"""

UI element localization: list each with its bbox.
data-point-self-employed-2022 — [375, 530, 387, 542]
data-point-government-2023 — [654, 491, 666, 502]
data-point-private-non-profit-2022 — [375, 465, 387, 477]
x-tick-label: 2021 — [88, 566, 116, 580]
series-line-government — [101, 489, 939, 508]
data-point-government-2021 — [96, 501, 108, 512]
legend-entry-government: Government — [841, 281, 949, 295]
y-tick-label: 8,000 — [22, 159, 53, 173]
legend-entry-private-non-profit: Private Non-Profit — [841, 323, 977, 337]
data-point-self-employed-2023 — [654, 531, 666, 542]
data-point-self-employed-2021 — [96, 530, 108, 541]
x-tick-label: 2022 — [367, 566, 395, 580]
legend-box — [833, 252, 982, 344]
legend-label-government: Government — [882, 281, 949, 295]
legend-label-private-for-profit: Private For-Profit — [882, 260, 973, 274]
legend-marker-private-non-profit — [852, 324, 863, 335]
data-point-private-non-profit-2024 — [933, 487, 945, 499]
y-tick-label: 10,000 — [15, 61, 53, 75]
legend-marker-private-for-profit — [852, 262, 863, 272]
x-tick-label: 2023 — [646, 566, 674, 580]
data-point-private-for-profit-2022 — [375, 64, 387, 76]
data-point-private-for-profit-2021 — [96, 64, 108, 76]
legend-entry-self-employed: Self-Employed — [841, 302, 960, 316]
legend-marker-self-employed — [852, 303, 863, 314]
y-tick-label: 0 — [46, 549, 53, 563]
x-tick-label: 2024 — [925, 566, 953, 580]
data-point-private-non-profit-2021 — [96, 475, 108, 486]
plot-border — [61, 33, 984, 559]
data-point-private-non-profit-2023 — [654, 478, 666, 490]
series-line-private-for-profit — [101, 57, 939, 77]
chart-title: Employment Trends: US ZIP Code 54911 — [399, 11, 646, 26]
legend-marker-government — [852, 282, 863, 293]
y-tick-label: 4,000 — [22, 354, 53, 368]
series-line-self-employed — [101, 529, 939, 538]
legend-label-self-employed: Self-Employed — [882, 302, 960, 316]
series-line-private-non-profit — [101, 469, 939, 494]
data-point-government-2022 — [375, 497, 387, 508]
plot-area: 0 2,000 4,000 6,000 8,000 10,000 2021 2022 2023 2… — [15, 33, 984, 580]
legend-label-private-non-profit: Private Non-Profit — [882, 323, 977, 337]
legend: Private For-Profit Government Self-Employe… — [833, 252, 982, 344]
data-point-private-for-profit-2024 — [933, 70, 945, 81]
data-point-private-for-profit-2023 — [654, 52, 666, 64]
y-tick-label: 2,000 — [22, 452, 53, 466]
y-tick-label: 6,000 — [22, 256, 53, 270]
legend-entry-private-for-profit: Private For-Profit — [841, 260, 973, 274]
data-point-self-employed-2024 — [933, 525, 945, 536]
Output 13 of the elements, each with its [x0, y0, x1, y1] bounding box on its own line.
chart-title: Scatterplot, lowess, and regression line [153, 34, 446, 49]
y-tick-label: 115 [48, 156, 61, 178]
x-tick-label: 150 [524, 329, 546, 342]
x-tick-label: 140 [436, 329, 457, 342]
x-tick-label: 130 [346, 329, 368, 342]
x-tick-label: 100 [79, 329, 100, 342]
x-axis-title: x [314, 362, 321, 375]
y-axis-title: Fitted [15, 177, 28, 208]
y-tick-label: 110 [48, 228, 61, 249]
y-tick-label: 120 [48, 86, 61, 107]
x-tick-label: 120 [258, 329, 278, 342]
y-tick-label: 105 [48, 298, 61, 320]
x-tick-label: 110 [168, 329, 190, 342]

"""

Instruction » Please reproduce every row above word for word, keeping the original order.

Answer to the problem »
UI element localization: list each with its bbox.
data-point-self-employed-2022 — [375, 530, 387, 542]
data-point-government-2023 — [654, 491, 666, 502]
data-point-private-non-profit-2022 — [375, 465, 387, 477]
x-tick-label: 2021 — [88, 566, 116, 580]
series-line-government — [101, 489, 939, 508]
data-point-government-2021 — [96, 501, 108, 512]
legend-entry-government: Government — [841, 281, 949, 295]
y-tick-label: 8,000 — [22, 159, 53, 173]
legend-entry-private-non-profit: Private Non-Profit — [841, 323, 977, 337]
data-point-self-employed-2023 — [654, 531, 666, 542]
data-point-self-employed-2021 — [96, 530, 108, 541]
x-tick-label: 2022 — [367, 566, 395, 580]
legend-box — [833, 252, 982, 344]
legend-label-government: Government — [882, 281, 949, 295]
legend-label-private-for-profit: Private For-Profit — [882, 260, 973, 274]
legend-marker-private-non-profit — [852, 324, 863, 335]
data-point-private-non-profit-2024 — [933, 487, 945, 499]
y-tick-label: 10,000 — [15, 61, 53, 75]
legend-marker-private-for-profit — [852, 262, 863, 272]
x-tick-label: 2023 — [646, 566, 674, 580]
data-point-private-for-profit-2022 — [375, 64, 387, 76]
data-point-private-for-profit-2021 — [96, 64, 108, 76]
legend-entry-self-employed: Self-Employed — [841, 302, 960, 316]
legend-marker-self-employed — [852, 303, 863, 314]
y-tick-label: 0 — [46, 549, 53, 563]
x-tick-label: 2024 — [925, 566, 953, 580]
data-point-private-non-profit-2021 — [96, 475, 108, 486]
plot-border — [61, 33, 984, 559]
data-point-private-non-profit-2023 — [654, 478, 666, 490]
series-line-private-for-profit — [101, 57, 939, 77]
chart-title: Employment Trends: US ZIP Code 54911 — [399, 11, 646, 26]
legend-marker-government — [852, 282, 863, 293]
y-tick-label: 4,000 — [22, 354, 53, 368]
series-line-self-employed — [101, 529, 939, 538]
legend-label-self-employed: Self-Employed — [882, 302, 960, 316]
series-line-private-non-profit — [101, 469, 939, 494]
data-point-government-2022 — [375, 497, 387, 508]
plot-area: 0 2,000 4,000 6,000 8,000 10,000 2021 2022 2023 2… — [15, 33, 984, 580]
legend-label-private-non-profit: Private Non-Profit — [882, 323, 977, 337]
legend: Private For-Profit Government Self-Employe… — [833, 252, 982, 344]
data-point-private-for-profit-2024 — [933, 70, 945, 81]
data-point-private-for-profit-2023 — [654, 52, 666, 64]
y-tick-label: 2,000 — [22, 452, 53, 466]
y-tick-label: 6,000 — [22, 256, 53, 270]
legend-entry-private-for-profit: Private For-Profit — [841, 260, 973, 274]
data-point-self-employed-2024 — [933, 525, 945, 536]
Output 13 of the elements, each with its [x0, y0, x1, y1] bounding box on its own line.
chart-title: Scatterplot, lowess, and regression line [153, 34, 446, 49]
y-tick-label: 115 [48, 156, 61, 178]
x-tick-label: 150 [524, 329, 546, 342]
x-tick-label: 140 [436, 329, 457, 342]
x-tick-label: 130 [346, 329, 368, 342]
x-tick-label: 100 [79, 329, 100, 342]
x-axis-title: x [314, 362, 321, 375]
y-axis-title: Fitted [15, 177, 28, 208]
y-tick-label: 110 [48, 228, 61, 249]
y-tick-label: 120 [48, 86, 61, 107]
x-tick-label: 120 [258, 329, 278, 342]
y-tick-label: 105 [48, 298, 61, 320]
x-tick-label: 110 [168, 329, 190, 342]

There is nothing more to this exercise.